[Data entries]
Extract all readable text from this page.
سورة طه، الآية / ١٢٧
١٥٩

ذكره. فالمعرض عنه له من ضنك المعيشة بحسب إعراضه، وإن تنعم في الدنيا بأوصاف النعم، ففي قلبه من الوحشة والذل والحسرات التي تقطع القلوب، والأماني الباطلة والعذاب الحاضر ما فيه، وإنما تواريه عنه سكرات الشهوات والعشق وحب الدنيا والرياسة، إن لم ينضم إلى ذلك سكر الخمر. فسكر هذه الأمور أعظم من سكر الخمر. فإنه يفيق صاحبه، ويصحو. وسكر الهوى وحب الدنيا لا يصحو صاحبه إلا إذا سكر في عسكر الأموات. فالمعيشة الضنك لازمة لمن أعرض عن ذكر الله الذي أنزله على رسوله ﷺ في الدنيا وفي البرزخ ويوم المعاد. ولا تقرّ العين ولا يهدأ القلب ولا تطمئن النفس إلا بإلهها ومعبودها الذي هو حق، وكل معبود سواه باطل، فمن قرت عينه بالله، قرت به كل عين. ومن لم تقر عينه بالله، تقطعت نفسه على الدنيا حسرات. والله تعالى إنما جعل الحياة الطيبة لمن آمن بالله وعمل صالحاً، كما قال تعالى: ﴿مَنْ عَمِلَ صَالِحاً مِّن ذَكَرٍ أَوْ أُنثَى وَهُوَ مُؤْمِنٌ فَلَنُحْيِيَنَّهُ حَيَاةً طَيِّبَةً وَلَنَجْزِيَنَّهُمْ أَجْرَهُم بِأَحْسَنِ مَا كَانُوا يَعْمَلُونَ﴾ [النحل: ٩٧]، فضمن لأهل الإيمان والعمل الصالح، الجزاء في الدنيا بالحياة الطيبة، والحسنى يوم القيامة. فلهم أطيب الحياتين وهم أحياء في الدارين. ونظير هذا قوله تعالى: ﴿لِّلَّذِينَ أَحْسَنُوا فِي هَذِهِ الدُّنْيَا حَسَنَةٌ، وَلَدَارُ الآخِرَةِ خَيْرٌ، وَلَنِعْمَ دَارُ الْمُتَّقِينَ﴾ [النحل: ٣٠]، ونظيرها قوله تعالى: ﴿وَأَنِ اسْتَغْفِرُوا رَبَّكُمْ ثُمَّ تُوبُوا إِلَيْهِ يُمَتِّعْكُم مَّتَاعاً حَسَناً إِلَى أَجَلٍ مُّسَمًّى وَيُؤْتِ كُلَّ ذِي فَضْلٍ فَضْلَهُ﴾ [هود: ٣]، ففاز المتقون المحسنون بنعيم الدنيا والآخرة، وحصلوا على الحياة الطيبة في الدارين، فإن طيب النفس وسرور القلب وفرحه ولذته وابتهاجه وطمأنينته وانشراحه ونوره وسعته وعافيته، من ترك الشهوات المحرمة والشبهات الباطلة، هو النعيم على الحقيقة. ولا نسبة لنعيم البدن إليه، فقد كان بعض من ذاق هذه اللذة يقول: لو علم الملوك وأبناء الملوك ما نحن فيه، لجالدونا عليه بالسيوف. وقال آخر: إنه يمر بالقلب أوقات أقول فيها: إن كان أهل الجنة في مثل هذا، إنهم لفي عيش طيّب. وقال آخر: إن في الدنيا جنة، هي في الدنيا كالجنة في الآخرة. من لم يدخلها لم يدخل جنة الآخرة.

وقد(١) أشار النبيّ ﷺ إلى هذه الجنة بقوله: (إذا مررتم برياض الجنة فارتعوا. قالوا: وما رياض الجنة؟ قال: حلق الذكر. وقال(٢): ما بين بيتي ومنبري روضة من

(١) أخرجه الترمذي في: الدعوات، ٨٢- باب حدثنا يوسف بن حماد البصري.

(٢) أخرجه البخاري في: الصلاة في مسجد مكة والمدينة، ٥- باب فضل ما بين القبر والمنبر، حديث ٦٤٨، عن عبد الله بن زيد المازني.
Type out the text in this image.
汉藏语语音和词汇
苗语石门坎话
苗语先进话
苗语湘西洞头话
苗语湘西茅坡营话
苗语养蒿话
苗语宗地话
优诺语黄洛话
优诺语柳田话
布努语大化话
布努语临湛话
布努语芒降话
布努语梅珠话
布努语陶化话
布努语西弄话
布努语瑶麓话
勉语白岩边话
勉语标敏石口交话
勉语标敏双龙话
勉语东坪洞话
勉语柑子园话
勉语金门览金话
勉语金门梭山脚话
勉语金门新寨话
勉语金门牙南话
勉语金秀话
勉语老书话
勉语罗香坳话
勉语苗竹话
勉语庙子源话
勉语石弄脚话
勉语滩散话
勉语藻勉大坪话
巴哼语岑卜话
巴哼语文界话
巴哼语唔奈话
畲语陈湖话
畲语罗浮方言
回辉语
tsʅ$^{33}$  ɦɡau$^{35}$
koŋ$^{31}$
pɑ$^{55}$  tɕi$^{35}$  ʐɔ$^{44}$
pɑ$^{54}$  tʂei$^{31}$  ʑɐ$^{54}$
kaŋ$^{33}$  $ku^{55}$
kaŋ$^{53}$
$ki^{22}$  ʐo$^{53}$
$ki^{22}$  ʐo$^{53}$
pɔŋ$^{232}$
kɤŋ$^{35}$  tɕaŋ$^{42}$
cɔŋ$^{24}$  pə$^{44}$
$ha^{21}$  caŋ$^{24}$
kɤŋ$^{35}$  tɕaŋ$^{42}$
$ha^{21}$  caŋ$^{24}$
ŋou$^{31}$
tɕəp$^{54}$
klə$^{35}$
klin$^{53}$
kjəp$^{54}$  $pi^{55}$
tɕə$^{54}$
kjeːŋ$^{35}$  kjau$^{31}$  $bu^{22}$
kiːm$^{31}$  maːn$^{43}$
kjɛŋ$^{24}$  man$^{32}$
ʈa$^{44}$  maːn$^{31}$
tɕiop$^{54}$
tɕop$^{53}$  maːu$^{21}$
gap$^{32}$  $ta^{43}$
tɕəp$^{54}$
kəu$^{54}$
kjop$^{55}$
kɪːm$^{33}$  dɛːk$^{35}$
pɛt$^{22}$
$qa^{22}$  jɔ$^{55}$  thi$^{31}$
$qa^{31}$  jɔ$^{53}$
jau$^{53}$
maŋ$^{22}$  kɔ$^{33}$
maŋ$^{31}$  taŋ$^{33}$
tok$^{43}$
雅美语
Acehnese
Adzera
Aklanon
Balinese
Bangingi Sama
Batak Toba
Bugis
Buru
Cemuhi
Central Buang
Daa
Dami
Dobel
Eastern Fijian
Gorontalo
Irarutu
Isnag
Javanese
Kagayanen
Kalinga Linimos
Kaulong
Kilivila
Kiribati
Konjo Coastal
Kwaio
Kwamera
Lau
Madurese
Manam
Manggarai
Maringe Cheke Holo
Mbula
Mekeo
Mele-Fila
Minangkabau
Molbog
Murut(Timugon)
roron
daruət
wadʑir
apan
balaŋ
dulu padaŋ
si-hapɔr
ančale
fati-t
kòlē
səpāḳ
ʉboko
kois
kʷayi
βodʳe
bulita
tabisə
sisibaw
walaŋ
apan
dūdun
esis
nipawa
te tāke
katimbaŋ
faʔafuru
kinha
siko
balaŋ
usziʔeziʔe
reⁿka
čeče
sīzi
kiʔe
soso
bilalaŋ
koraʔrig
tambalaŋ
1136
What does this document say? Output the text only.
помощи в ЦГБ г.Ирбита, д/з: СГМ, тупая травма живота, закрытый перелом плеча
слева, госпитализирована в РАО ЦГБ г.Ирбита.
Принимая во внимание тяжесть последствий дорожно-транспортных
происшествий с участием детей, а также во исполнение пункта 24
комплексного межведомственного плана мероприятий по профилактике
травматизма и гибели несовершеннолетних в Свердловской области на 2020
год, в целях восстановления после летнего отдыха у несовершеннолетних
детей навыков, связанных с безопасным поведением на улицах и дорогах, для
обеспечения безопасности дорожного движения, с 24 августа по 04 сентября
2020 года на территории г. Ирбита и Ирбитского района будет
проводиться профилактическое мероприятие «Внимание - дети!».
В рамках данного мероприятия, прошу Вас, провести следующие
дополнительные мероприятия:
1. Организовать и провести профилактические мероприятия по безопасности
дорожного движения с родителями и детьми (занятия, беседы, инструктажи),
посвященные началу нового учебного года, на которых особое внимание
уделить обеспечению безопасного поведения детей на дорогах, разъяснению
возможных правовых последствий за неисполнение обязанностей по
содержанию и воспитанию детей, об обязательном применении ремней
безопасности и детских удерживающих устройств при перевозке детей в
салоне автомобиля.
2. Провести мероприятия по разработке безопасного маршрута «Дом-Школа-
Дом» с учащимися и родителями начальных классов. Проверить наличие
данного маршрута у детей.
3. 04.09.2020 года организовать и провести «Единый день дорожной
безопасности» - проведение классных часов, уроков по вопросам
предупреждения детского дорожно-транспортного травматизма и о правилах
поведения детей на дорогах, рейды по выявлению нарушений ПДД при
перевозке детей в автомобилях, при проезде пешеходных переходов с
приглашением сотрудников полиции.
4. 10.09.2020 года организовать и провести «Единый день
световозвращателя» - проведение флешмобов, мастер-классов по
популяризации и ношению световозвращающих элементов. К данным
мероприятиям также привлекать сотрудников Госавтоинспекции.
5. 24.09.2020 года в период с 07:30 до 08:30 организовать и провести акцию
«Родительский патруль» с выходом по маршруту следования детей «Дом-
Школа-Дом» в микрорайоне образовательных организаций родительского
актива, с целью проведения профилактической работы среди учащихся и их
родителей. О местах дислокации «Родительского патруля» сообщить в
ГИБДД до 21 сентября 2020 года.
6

- [Stated goal]
Copy the lines from the entries above in which the word "Единый" appears.

- [Answer to this problem]
3. 04.09.2020 года организовать и провести «Единый день дорожной
4. 10.09.2020 года организовать и провести «Единый день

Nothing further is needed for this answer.